§ **Exercise details**
Locate each line containing the string "first" and copy it out.

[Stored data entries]
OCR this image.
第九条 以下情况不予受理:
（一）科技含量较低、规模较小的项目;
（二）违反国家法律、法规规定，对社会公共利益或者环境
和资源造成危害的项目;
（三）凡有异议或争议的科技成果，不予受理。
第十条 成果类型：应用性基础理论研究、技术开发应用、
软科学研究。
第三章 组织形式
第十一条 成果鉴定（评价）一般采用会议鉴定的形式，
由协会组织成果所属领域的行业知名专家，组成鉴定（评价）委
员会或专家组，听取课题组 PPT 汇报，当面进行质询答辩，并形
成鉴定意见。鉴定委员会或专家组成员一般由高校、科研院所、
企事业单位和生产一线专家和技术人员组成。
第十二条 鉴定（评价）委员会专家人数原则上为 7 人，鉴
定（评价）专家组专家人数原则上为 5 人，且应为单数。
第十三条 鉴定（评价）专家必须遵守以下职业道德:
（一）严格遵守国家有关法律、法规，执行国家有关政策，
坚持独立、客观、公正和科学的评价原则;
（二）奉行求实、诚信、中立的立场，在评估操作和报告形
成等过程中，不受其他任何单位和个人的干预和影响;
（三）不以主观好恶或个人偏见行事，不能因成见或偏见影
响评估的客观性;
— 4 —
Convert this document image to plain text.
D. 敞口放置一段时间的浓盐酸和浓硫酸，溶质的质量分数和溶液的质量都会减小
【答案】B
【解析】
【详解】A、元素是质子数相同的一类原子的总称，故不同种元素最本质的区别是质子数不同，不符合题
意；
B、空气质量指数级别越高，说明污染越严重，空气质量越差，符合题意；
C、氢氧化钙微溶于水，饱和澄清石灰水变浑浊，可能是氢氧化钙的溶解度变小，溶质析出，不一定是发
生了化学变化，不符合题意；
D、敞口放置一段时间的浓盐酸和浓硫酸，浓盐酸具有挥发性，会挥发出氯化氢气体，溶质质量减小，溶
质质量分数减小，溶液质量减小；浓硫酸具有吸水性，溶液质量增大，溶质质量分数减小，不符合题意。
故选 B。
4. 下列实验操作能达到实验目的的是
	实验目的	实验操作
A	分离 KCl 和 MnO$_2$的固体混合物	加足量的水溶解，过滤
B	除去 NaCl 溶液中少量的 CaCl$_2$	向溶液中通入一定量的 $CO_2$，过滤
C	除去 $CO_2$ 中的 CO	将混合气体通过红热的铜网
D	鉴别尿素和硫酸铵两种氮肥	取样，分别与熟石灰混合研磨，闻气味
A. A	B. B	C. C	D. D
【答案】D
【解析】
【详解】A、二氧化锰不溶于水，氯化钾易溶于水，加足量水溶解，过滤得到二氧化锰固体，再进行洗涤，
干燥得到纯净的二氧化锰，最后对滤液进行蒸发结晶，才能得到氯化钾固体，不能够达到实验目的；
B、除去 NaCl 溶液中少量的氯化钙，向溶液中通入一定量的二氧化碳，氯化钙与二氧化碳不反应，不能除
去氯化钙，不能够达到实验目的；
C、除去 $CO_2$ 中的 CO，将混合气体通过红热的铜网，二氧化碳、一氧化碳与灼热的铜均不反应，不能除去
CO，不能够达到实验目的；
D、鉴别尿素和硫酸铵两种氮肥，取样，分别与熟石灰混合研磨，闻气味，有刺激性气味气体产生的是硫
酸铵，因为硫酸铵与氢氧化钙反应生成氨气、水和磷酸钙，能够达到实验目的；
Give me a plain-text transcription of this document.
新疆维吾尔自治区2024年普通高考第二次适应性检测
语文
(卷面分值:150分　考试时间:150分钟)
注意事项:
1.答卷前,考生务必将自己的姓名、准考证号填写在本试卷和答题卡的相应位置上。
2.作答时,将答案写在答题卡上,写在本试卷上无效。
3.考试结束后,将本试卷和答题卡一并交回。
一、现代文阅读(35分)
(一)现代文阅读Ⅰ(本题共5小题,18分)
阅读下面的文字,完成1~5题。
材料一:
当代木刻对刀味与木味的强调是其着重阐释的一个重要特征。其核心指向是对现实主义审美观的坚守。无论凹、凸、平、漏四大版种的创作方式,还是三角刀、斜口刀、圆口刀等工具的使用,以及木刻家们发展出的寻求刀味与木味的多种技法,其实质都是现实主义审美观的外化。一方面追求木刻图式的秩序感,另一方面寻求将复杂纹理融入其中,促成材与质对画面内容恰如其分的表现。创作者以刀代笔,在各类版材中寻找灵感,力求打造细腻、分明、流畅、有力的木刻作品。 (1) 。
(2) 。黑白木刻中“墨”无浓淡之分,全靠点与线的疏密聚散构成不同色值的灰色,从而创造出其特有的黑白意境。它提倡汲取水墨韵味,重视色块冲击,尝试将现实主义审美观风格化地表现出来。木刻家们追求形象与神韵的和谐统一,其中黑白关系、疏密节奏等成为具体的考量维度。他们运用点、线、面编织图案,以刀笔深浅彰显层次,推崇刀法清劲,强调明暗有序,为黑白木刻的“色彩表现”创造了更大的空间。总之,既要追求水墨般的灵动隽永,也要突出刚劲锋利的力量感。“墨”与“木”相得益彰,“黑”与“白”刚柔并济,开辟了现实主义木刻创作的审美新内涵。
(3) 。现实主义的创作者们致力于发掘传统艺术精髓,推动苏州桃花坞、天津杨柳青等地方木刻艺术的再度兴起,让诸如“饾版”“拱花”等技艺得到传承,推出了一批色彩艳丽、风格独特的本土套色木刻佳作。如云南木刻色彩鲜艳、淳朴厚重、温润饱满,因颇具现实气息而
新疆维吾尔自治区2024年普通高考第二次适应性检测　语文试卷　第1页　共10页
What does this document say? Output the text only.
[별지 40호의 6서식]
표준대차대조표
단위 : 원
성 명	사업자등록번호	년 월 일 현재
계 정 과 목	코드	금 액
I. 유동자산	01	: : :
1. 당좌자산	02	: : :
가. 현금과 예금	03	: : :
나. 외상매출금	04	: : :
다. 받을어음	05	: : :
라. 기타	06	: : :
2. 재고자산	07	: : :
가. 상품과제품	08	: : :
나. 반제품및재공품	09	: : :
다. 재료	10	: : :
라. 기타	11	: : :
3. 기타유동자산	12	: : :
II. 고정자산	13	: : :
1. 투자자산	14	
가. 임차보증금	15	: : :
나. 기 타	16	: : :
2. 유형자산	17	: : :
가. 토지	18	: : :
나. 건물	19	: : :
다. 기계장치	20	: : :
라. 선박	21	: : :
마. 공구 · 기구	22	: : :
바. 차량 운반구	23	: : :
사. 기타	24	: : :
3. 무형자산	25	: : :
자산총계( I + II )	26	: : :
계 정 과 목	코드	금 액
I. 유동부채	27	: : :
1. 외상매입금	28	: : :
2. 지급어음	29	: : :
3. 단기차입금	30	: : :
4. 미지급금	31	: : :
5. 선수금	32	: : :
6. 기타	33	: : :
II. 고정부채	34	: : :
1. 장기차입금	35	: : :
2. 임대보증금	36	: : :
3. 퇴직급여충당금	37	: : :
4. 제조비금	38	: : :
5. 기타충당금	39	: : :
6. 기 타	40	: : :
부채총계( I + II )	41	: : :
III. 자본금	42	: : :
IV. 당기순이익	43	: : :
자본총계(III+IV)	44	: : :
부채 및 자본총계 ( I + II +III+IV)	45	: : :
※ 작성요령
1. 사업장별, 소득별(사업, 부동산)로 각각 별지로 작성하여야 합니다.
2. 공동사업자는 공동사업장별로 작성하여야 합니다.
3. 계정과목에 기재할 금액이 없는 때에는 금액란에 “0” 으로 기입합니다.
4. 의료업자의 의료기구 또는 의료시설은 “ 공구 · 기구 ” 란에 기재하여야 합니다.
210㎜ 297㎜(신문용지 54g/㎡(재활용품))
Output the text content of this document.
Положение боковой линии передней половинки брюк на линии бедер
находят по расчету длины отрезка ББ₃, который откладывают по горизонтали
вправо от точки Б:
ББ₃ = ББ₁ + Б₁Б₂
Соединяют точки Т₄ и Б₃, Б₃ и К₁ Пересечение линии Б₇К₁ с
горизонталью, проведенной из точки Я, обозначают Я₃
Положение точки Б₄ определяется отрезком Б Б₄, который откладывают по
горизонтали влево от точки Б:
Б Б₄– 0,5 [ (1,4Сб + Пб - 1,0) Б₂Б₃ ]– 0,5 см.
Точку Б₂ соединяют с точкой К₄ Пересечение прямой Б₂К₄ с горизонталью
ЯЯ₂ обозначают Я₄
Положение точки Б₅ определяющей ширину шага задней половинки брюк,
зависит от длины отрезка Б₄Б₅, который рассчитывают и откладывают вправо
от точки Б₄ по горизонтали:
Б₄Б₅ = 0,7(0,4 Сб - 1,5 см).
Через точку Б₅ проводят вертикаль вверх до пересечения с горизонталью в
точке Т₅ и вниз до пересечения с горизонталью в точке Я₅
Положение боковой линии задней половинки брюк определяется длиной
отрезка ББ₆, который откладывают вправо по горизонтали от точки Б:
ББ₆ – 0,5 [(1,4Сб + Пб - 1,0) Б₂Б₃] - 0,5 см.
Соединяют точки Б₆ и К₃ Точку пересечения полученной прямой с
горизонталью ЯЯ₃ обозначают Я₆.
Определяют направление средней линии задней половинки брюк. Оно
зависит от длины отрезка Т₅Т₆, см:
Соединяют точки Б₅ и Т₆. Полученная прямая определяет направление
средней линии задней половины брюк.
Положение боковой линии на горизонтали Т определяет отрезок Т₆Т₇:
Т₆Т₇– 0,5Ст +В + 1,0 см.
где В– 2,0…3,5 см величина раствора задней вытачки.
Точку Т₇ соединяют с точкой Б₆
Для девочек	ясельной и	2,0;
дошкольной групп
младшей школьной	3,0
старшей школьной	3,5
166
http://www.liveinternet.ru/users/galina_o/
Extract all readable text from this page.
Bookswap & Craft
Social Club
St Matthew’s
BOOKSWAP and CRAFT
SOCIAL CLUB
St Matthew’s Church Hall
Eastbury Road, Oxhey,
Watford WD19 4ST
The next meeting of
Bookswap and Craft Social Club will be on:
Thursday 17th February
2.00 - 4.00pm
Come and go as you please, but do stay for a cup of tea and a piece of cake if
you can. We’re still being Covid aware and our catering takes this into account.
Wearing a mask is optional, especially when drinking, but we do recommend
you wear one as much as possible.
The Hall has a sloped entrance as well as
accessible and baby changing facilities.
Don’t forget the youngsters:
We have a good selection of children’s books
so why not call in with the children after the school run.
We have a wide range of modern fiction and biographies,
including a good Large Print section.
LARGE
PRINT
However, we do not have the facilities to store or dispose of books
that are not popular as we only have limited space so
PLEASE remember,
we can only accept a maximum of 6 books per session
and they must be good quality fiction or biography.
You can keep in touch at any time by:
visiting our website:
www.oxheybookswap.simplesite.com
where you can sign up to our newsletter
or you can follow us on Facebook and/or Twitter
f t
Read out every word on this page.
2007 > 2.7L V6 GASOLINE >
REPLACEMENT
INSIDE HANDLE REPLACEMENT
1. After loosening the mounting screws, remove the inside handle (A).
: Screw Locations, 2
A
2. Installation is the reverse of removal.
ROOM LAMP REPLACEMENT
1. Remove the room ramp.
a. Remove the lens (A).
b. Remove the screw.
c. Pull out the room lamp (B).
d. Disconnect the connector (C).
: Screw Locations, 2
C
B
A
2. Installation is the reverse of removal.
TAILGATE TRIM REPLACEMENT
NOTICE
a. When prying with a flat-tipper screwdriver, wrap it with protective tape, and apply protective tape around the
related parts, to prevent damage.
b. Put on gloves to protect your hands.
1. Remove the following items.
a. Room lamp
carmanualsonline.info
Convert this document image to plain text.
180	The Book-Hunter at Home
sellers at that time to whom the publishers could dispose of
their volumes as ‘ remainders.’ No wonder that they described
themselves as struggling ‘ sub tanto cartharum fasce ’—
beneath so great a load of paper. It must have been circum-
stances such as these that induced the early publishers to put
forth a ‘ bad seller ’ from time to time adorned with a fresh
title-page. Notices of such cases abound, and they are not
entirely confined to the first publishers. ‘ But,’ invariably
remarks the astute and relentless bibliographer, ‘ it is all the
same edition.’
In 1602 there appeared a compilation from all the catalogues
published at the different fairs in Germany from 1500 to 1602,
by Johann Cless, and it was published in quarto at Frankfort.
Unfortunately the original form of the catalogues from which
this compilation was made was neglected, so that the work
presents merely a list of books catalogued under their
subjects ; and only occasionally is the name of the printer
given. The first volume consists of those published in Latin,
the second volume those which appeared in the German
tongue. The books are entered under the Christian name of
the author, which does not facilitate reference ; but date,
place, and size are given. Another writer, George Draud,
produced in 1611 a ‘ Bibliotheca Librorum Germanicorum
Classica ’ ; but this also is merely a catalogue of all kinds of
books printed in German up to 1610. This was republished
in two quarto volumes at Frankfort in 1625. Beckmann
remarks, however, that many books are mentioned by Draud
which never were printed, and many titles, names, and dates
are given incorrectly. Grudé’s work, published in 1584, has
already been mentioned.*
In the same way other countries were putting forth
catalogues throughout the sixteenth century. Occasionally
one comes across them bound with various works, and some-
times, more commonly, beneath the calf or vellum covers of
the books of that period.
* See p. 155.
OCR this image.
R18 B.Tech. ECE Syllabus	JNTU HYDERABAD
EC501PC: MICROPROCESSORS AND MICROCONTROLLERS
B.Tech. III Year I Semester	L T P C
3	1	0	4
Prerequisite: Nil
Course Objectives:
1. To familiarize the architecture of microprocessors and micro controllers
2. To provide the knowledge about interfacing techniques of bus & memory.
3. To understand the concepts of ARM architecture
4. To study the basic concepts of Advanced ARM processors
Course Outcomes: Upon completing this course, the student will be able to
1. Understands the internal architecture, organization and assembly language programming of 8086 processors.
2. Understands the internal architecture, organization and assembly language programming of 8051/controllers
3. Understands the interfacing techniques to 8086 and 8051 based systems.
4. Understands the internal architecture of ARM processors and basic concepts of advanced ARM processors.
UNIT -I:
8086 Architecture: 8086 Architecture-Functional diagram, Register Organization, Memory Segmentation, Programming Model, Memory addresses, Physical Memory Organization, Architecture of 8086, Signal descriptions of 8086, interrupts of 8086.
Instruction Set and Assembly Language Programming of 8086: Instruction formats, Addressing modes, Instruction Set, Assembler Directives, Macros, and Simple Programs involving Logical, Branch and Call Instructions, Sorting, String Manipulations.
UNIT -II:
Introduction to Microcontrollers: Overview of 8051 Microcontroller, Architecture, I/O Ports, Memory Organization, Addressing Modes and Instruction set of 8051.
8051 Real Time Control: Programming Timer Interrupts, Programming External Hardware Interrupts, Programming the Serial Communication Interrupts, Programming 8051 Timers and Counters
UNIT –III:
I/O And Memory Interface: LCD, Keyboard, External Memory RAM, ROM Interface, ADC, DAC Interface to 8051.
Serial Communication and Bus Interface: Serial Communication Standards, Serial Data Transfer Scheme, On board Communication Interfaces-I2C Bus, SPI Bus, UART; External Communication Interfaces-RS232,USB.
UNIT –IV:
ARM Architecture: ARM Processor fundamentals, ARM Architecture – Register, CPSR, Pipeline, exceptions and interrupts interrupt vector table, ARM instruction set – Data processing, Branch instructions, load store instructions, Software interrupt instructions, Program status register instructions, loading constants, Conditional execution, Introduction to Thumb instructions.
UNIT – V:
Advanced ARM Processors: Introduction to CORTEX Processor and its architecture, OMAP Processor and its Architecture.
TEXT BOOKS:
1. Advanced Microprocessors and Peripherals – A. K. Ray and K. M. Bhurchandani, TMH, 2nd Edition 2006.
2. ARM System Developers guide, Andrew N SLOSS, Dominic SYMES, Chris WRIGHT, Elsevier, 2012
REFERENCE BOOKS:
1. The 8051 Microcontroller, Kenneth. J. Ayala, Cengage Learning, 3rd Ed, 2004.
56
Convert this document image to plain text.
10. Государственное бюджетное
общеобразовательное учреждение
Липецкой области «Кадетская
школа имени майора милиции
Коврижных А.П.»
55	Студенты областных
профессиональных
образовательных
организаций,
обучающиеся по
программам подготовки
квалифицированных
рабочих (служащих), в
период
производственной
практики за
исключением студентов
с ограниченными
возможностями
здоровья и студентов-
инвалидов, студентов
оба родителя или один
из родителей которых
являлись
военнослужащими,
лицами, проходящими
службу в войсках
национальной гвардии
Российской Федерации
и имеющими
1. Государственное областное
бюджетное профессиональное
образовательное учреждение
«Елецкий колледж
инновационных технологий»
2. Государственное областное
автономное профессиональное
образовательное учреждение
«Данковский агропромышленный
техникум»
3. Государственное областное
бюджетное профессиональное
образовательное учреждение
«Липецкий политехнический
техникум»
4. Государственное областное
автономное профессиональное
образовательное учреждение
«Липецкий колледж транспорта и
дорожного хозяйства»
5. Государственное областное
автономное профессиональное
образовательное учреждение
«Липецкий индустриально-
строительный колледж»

§ **Complete output**
entirely confined to the first publishers. ‘ But,’ invariably
given. The first volume consists of those published in Latin,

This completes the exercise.